*Task requirements*
Report all lines from the entries below in which "Medium" appears.

*Dataset extract*
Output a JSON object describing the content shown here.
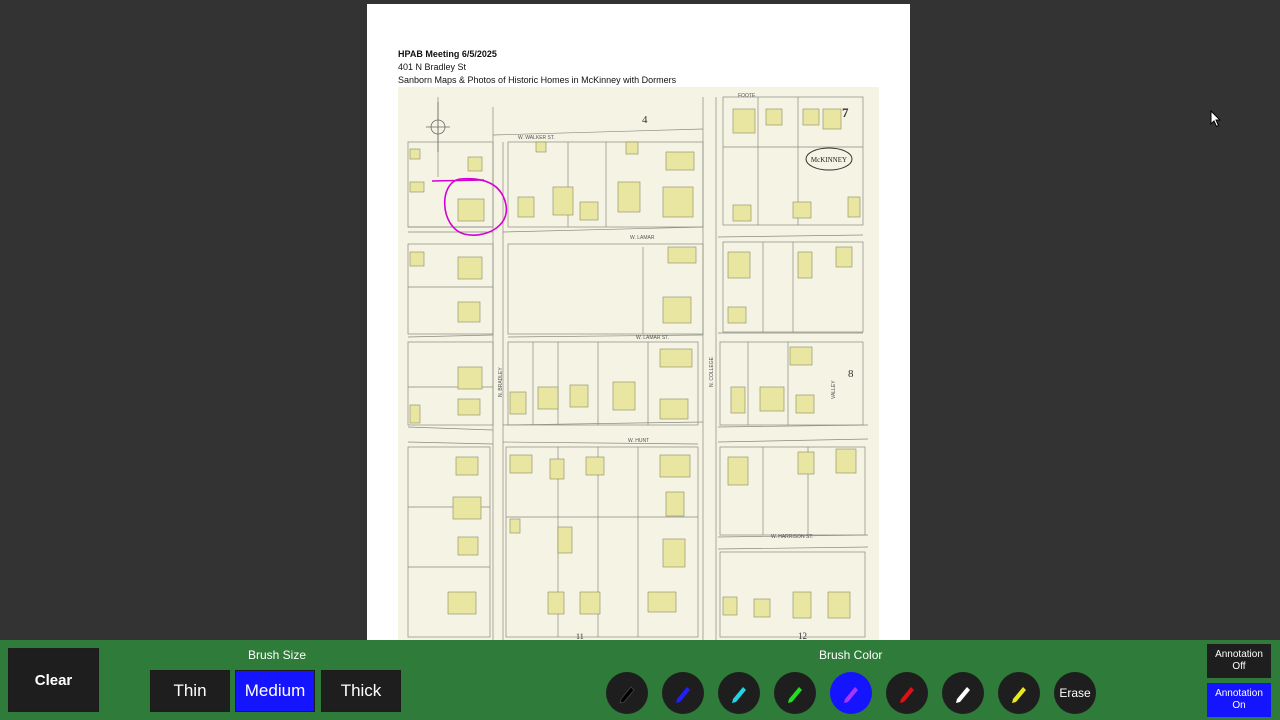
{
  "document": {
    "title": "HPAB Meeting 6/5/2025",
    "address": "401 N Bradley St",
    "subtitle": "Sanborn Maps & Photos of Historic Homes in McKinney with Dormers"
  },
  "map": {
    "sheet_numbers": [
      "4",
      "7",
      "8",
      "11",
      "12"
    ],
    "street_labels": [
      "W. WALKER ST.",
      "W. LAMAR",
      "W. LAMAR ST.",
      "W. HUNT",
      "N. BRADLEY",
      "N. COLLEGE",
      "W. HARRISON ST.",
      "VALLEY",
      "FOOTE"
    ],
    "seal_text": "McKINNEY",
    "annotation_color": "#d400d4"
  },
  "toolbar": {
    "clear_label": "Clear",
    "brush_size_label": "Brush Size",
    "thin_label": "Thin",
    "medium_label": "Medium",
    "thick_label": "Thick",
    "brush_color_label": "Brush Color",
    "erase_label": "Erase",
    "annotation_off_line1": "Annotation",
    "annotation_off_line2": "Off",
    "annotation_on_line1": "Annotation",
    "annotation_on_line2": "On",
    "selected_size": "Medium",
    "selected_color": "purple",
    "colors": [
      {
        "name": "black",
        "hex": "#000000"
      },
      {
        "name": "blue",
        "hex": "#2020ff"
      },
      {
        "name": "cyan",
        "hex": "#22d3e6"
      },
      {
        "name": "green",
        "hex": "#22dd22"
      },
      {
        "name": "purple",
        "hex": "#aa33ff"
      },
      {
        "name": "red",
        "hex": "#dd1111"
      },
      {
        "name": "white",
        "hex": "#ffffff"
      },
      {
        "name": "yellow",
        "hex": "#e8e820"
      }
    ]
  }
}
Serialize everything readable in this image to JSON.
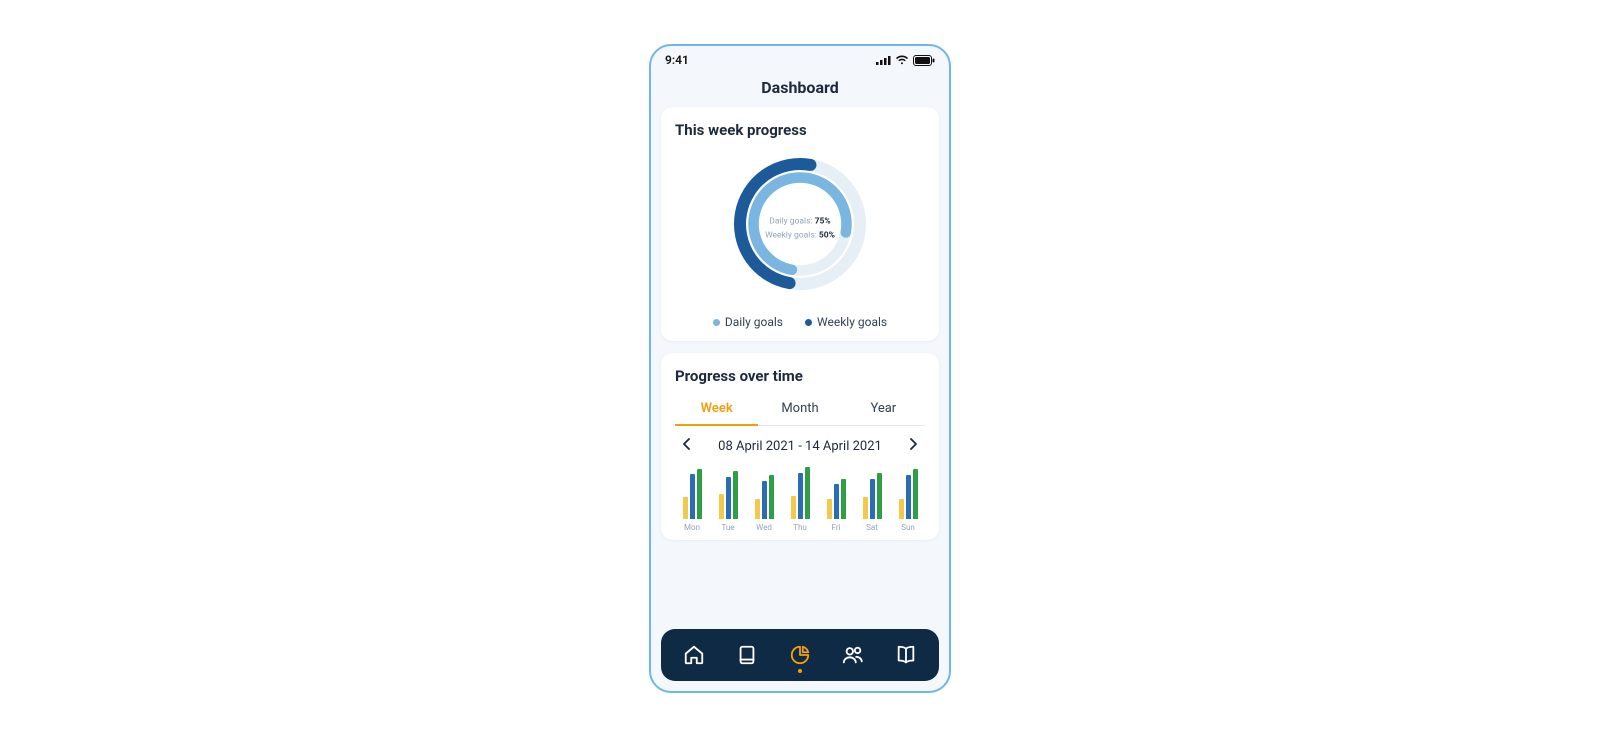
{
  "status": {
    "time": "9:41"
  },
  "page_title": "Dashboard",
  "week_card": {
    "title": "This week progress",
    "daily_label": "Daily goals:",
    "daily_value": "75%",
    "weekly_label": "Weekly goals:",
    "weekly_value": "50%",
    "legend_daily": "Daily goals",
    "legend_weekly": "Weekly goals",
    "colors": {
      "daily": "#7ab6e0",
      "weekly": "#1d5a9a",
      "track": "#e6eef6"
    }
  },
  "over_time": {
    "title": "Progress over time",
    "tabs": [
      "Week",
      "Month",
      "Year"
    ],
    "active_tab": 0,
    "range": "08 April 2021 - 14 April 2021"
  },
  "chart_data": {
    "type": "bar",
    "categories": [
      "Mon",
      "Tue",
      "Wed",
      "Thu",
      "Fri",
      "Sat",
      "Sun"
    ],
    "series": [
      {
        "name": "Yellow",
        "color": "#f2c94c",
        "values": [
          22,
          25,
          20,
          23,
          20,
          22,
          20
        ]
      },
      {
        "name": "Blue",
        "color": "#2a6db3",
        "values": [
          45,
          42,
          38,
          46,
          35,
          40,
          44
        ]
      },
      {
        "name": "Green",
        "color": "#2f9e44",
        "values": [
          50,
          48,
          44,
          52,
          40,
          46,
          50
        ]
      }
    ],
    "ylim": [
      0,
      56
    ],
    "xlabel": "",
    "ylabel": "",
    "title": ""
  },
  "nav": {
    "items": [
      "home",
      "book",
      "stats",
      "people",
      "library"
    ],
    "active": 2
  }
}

*Worked answer*
    "medium_label": "Medium",
    "selected_size": "Medium",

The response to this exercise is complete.